-- DIRECTIONS FOR THIS TASK --
Nothing other than the lines from the one containing "What text is on this page?" through the close of the entries below should be printed, each exactly.

## Start DATA PROVIDED

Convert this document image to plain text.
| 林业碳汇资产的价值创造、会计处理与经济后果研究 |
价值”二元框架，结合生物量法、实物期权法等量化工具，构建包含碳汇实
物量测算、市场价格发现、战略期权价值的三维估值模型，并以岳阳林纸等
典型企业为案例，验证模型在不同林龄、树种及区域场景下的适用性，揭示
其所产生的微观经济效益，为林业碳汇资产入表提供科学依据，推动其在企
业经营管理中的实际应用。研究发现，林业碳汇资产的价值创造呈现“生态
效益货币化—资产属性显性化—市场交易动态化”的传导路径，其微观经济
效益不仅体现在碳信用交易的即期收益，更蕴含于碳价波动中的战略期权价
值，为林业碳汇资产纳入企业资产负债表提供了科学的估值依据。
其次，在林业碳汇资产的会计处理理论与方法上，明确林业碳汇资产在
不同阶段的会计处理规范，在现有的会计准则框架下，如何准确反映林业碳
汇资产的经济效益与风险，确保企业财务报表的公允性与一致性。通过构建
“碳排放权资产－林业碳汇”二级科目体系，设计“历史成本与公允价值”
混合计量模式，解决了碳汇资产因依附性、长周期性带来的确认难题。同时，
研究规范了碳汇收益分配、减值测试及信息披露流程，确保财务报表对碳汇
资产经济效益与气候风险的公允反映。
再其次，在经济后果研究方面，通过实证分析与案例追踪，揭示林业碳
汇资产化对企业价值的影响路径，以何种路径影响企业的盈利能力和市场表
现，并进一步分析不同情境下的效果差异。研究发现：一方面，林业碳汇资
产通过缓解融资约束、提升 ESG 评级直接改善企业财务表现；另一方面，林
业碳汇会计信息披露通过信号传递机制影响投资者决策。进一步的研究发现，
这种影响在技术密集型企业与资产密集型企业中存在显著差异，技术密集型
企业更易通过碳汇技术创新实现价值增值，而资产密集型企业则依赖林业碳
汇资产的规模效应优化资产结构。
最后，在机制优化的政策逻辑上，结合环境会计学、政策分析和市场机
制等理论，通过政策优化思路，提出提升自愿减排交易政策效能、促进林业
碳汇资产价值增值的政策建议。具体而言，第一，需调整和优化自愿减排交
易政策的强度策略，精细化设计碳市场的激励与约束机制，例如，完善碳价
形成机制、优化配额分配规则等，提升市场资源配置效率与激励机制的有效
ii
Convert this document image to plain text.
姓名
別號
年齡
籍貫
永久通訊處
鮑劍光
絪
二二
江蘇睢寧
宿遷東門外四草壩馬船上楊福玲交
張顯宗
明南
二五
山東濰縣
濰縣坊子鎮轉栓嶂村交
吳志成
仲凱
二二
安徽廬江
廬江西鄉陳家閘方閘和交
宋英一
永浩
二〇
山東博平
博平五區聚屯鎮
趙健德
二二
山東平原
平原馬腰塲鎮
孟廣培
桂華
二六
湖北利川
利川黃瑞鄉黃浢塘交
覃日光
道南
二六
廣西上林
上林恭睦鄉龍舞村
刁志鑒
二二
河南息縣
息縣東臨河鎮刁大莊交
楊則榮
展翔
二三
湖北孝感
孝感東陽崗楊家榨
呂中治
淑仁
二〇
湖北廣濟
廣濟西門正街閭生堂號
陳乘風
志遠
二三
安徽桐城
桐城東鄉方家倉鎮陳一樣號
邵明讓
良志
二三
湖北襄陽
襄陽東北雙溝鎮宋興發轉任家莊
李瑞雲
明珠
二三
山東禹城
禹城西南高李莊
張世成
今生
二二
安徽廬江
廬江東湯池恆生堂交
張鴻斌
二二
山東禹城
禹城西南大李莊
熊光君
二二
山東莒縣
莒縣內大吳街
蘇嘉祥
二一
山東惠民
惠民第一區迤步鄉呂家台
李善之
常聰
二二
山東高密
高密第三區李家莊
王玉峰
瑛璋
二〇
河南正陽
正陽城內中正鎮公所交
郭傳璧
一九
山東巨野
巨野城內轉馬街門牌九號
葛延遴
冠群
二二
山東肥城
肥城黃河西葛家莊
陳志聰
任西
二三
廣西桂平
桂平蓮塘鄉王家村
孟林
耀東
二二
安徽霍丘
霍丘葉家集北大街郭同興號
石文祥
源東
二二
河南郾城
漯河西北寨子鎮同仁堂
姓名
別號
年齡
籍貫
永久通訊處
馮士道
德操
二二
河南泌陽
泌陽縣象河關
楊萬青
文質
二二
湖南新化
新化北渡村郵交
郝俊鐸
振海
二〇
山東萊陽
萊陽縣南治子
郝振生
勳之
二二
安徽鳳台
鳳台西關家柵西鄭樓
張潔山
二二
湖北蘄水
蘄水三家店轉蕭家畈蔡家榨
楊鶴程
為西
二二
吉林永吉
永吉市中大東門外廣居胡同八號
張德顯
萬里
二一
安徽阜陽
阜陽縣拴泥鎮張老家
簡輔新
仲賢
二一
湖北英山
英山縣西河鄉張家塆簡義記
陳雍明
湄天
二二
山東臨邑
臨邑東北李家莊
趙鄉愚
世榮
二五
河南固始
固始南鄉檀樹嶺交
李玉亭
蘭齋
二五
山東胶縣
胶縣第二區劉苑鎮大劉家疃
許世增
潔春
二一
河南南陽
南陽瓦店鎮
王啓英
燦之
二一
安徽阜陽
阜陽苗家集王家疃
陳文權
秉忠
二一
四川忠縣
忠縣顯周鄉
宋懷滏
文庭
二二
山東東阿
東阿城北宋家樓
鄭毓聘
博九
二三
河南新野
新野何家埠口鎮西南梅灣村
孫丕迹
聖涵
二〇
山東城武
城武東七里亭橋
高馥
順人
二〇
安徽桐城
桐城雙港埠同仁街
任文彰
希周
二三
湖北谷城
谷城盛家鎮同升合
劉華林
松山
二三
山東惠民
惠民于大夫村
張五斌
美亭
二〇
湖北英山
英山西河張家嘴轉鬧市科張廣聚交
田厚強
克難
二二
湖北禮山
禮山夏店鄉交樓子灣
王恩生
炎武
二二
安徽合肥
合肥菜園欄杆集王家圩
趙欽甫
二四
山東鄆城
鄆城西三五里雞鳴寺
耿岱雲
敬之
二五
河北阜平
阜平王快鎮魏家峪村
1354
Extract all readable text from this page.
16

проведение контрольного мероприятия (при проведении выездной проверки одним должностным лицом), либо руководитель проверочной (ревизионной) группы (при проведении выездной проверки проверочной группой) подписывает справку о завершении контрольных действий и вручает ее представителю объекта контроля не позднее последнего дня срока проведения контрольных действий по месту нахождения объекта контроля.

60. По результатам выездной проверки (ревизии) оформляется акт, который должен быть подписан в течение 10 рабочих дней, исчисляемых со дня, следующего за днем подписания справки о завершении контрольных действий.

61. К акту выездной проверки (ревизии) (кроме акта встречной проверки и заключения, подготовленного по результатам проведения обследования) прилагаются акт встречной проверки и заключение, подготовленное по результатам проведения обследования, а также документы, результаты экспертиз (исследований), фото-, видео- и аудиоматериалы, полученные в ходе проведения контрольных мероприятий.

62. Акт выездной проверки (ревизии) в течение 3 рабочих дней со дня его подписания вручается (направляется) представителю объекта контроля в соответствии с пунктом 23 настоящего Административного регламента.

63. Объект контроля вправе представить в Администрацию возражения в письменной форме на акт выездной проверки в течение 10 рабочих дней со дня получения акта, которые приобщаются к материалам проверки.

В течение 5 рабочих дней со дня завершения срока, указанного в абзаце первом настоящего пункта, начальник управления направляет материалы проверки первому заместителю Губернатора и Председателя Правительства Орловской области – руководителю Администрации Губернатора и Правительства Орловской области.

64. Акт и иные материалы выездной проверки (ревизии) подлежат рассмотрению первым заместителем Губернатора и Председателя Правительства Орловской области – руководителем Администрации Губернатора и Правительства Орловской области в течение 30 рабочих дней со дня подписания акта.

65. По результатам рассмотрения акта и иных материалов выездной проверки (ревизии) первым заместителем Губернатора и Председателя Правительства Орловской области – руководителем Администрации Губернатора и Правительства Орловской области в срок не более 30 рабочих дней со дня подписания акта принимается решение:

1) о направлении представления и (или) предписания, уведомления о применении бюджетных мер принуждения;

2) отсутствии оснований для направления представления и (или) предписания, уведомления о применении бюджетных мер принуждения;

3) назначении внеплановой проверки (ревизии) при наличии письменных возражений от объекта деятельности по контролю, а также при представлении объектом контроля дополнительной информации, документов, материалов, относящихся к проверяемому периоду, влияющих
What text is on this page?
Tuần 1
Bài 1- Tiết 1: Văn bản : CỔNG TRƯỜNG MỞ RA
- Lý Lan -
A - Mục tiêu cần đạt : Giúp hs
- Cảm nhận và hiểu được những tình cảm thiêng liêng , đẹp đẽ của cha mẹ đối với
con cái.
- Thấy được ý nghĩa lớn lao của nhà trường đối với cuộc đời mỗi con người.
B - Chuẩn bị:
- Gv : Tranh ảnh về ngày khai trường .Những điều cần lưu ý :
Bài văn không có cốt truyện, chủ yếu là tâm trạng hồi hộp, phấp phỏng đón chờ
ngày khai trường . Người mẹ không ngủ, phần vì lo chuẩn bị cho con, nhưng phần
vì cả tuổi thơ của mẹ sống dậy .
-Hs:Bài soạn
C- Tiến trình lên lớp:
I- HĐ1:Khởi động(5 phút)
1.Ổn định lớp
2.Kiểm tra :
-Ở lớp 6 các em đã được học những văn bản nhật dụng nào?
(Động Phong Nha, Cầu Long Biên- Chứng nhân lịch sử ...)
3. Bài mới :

## End DATA PROVIDED

-- EXERCISE RESULT --
What text is on this page?
Tuần 1
Bài 1- Tiết 1: Văn bản : CỔNG TRƯỜNG MỞ RA
- Lý Lan -
A - Mục tiêu cần đạt : Giúp hs
- Cảm nhận và hiểu được những tình cảm thiêng liêng , đẹp đẽ của cha mẹ đối với
con cái.
- Thấy được ý nghĩa lớn lao của nhà trường đối với cuộc đời mỗi con người.
B - Chuẩn bị:
- Gv : Tranh ảnh về ngày khai trường .Những điều cần lưu ý :
Bài văn không có cốt truyện, chủ yếu là tâm trạng hồi hộp, phấp phỏng đón chờ
ngày khai trường . Người mẹ không ngủ, phần vì lo chuẩn bị cho con, nhưng phần
vì cả tuổi thơ của mẹ sống dậy .
-Hs:Bài soạn
C- Tiến trình lên lớp:
I- HĐ1:Khởi động(5 phút)
1.Ổn định lớp
2.Kiểm tra :
-Ở lớp 6 các em đã được học những văn bản nhật dụng nào?
(Động Phong Nha, Cầu Long Biên- Chứng nhân lịch sử ...)
3. Bài mới :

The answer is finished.